= The task =
Copy out every line of the records where the string "Εικόνα" occurs.

= Structured figure records =
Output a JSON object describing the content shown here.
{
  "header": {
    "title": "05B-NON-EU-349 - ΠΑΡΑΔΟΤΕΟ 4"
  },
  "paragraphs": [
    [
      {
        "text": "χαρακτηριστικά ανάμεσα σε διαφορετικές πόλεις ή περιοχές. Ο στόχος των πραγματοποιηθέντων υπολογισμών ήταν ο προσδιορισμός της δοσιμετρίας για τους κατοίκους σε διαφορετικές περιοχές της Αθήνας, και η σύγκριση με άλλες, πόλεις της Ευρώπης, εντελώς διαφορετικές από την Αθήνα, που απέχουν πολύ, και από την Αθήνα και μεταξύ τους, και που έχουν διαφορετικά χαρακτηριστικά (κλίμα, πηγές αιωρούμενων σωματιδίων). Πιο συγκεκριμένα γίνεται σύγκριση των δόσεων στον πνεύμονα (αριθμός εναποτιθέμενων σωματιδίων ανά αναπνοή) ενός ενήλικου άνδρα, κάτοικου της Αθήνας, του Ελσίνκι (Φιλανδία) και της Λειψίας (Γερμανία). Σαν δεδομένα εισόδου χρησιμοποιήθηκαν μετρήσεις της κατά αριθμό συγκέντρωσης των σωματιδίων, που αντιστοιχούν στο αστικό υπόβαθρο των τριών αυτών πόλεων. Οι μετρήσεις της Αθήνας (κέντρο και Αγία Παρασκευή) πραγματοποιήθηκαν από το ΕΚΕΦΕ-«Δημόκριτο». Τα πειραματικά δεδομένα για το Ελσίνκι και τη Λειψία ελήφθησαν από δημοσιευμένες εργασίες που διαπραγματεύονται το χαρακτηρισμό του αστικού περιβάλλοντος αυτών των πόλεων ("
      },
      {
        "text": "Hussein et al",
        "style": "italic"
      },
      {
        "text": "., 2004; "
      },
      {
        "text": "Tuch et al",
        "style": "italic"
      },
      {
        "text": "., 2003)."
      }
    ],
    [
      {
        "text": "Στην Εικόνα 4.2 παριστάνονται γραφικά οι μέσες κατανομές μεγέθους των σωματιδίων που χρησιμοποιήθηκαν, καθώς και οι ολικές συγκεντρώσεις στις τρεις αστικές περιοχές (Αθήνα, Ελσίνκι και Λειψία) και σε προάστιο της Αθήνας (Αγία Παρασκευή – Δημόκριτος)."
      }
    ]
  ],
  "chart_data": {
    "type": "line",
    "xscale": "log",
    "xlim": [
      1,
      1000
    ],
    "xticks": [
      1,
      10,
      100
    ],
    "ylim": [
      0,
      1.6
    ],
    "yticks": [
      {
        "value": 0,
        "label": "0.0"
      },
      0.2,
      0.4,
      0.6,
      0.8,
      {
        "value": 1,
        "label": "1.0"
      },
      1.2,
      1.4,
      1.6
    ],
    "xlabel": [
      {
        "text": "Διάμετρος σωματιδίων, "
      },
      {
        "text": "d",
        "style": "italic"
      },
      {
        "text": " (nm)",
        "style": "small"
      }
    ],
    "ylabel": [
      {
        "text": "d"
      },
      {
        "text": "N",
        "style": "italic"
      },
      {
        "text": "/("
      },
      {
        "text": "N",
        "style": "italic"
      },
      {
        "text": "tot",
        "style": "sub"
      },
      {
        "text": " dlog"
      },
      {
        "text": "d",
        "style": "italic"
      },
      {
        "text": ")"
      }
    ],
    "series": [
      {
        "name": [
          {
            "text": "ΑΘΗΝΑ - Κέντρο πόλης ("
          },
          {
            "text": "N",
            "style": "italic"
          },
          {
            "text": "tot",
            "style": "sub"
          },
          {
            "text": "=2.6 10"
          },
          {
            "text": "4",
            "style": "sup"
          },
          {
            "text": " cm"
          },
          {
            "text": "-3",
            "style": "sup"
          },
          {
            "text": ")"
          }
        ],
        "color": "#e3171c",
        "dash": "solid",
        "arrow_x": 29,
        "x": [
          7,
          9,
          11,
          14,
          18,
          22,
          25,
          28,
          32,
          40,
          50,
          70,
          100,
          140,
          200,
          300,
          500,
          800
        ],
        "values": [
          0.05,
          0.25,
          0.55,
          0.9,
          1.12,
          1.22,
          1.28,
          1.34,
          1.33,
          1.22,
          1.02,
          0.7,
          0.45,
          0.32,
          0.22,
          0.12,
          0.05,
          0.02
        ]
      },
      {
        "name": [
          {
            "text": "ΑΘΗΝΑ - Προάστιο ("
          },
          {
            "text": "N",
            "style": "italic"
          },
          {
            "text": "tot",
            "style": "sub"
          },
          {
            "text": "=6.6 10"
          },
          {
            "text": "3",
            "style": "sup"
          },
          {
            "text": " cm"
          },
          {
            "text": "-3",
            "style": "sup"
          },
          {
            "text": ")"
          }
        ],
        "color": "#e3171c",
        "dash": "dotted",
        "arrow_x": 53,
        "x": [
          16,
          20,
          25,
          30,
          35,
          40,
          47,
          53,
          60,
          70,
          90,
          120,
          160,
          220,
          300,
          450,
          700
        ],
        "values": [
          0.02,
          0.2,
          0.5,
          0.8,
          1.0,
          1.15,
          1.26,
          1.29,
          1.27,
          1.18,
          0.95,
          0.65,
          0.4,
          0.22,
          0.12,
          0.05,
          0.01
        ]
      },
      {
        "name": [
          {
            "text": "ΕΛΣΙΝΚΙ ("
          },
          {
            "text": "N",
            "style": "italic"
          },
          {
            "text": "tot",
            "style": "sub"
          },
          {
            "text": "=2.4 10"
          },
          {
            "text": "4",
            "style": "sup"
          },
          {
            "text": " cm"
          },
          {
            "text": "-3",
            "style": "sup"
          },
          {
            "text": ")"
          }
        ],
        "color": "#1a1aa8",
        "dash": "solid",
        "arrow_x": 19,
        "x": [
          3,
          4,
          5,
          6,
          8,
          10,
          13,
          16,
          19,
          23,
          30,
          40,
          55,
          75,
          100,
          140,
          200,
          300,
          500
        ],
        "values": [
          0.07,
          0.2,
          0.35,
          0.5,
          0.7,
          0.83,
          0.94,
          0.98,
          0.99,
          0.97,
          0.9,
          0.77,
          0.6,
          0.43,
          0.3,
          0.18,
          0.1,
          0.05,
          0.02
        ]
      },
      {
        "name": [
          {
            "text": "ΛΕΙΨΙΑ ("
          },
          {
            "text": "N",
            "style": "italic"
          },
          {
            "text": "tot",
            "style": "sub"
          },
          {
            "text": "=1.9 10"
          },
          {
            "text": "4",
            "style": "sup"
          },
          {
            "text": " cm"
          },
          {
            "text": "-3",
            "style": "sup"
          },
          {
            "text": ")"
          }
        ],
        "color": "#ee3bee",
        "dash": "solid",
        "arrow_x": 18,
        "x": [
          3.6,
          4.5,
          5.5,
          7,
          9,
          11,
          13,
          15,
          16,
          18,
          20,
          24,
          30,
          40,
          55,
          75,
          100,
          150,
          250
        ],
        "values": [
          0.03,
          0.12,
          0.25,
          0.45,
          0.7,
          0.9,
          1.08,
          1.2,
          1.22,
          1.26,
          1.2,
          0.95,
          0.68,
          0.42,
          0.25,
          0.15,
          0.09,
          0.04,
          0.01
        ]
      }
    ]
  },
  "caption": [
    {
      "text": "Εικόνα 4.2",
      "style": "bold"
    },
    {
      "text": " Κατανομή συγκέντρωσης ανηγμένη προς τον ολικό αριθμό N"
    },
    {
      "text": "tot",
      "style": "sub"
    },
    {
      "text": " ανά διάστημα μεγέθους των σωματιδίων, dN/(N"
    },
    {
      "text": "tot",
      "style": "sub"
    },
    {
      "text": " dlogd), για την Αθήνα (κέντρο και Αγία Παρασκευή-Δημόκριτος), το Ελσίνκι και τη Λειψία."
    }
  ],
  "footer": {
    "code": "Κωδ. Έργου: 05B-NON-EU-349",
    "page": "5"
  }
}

= The answer =
        "text": "Στην Εικόνα 4.2 παριστάνονται γραφικά οι μέσες κατανομές μεγέθους των σωματιδίων που χρησιμοποιήθηκαν, καθώς και οι ολικές συγκεντρώσεις στις τρεις αστικές περιοχές (Αθήνα, Ελσίνκι και Λειψία) και σε προάστιο της Αθήνας (Αγία Παρασκευή – Δημόκριτος)."
      "text": "Εικόνα 4.2",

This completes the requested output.